→ Dataset rows:
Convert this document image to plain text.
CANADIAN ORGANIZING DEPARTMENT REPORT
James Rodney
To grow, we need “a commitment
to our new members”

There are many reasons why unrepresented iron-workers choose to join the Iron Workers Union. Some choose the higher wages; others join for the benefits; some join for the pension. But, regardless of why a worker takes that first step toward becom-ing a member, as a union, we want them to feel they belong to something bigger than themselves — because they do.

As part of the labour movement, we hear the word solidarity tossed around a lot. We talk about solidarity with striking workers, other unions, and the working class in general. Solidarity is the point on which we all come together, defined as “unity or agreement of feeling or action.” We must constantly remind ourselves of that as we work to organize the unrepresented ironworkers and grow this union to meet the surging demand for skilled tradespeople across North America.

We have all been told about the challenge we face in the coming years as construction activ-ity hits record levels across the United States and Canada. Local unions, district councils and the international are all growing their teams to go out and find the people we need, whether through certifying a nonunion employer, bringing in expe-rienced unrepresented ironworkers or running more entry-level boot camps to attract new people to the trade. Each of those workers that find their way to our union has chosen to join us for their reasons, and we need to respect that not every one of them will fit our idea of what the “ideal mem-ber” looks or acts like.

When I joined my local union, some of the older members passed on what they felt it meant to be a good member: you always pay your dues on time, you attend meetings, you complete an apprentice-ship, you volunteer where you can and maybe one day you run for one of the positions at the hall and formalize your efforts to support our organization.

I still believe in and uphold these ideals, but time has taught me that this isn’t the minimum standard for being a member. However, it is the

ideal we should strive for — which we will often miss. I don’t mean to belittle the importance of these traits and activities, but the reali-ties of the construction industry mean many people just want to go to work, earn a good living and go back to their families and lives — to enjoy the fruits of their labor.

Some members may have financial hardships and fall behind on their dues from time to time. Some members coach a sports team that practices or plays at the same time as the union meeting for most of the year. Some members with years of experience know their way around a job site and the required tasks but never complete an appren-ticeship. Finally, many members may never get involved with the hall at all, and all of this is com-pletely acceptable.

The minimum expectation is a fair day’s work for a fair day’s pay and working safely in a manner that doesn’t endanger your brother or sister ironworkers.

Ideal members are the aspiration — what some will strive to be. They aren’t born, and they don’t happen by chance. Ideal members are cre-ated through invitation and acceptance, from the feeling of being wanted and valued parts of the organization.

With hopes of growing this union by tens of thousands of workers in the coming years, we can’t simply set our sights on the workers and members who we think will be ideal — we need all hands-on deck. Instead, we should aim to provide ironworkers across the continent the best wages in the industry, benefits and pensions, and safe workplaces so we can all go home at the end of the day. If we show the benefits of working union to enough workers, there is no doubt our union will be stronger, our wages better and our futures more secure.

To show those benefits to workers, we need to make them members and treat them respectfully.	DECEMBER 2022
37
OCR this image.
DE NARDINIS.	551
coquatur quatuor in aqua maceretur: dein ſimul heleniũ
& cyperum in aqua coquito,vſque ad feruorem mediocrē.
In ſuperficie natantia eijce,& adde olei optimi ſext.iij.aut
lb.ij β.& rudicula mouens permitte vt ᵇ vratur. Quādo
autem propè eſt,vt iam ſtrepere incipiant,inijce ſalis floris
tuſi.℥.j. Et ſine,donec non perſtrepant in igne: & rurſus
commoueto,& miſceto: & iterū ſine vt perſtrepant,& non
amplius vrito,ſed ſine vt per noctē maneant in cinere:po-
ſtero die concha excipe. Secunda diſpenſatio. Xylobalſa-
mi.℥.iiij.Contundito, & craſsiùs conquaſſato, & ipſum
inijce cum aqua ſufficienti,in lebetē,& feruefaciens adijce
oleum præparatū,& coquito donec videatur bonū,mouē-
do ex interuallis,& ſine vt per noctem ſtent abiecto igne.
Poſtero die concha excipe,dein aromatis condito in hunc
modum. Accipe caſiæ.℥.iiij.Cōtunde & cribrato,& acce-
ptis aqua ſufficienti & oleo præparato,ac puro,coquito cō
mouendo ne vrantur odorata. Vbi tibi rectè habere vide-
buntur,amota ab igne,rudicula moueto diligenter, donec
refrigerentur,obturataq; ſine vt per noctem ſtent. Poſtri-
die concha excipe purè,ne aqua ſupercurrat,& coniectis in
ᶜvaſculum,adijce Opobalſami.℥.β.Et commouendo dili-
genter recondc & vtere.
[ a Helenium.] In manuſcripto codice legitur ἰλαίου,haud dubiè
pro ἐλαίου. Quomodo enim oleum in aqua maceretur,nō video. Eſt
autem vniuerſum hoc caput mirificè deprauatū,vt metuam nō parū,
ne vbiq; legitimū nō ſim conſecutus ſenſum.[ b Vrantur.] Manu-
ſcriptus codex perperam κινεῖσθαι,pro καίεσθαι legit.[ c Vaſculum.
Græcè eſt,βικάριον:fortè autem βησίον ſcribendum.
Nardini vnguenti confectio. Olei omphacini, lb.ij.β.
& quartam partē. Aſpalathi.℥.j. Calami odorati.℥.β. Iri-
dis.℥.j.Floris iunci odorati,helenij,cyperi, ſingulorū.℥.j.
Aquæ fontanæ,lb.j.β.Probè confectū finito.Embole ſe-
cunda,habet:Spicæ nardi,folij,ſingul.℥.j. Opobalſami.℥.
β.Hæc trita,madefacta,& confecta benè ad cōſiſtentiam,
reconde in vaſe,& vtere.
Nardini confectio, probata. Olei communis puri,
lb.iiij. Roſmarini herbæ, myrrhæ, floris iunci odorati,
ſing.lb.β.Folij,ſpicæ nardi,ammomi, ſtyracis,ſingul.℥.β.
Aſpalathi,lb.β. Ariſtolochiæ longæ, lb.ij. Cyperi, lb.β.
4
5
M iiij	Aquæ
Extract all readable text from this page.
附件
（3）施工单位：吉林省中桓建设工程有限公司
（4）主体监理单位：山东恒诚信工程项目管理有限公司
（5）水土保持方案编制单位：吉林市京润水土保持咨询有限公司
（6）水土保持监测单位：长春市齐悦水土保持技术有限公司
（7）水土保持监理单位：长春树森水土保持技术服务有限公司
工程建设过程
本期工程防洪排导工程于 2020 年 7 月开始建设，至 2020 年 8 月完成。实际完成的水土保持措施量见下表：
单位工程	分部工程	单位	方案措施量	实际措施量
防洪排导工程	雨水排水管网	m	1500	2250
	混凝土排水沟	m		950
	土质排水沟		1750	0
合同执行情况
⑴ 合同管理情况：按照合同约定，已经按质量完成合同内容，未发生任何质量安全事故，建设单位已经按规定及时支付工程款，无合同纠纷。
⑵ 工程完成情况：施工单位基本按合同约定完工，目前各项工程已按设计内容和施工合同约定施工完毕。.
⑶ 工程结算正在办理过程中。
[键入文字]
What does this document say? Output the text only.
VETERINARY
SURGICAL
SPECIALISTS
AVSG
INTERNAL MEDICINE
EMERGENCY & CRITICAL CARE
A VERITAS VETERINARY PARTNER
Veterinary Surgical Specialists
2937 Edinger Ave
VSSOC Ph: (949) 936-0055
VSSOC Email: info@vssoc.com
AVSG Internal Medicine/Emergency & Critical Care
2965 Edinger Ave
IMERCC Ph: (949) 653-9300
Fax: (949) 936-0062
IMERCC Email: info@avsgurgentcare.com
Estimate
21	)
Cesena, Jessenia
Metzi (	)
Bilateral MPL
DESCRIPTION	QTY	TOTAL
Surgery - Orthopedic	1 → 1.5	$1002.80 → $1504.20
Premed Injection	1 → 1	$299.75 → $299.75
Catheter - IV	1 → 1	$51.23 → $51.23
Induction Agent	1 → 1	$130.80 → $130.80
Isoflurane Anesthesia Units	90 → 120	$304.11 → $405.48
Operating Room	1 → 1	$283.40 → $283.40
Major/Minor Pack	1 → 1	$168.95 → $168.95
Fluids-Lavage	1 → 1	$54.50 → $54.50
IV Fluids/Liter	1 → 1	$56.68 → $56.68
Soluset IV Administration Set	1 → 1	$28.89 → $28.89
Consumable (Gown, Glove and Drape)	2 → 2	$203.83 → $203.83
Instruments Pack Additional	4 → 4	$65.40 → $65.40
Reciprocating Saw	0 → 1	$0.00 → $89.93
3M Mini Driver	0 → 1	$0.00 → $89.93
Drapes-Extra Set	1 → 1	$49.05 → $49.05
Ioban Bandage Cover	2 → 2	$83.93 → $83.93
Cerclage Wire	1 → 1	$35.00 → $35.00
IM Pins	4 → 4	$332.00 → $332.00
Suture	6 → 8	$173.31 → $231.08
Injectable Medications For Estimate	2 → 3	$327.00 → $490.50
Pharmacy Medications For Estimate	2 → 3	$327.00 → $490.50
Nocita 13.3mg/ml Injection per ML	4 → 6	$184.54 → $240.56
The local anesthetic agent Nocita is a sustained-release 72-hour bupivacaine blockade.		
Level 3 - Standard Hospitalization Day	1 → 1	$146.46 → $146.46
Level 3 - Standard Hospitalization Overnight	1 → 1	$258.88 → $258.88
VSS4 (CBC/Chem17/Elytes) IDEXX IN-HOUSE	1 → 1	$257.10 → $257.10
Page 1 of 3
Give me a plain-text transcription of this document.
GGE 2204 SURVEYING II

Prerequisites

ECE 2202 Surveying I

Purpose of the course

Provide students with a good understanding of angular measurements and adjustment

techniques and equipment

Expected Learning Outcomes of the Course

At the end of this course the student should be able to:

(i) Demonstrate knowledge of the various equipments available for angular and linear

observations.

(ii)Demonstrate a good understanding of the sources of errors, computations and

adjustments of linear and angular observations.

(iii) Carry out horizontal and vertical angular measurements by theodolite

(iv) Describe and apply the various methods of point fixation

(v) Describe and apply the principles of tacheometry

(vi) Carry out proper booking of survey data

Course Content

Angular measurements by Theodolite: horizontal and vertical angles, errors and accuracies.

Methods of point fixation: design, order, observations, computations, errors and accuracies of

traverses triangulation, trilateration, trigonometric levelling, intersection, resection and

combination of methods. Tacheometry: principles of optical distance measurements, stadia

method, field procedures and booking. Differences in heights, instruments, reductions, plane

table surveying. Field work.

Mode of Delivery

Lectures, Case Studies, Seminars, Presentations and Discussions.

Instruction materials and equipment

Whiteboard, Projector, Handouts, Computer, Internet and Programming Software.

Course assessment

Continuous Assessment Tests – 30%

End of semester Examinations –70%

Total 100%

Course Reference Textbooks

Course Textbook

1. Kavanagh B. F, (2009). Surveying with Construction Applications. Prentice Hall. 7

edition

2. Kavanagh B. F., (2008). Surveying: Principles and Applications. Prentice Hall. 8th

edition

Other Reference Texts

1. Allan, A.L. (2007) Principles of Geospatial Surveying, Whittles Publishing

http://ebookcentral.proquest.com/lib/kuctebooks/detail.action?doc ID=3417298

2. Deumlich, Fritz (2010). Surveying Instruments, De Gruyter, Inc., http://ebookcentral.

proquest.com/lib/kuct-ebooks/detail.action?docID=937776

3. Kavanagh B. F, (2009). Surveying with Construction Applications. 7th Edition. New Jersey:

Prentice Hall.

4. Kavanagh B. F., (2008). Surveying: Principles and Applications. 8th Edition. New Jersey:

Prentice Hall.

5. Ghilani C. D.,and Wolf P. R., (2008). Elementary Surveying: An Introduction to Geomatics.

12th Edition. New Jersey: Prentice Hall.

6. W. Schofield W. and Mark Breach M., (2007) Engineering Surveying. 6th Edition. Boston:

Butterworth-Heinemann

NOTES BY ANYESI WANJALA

→ What the task requires:
Report all lines of the material that contain the word "image".

→ Output of the exercise:
Convert this document image to plain text.
OCR this image.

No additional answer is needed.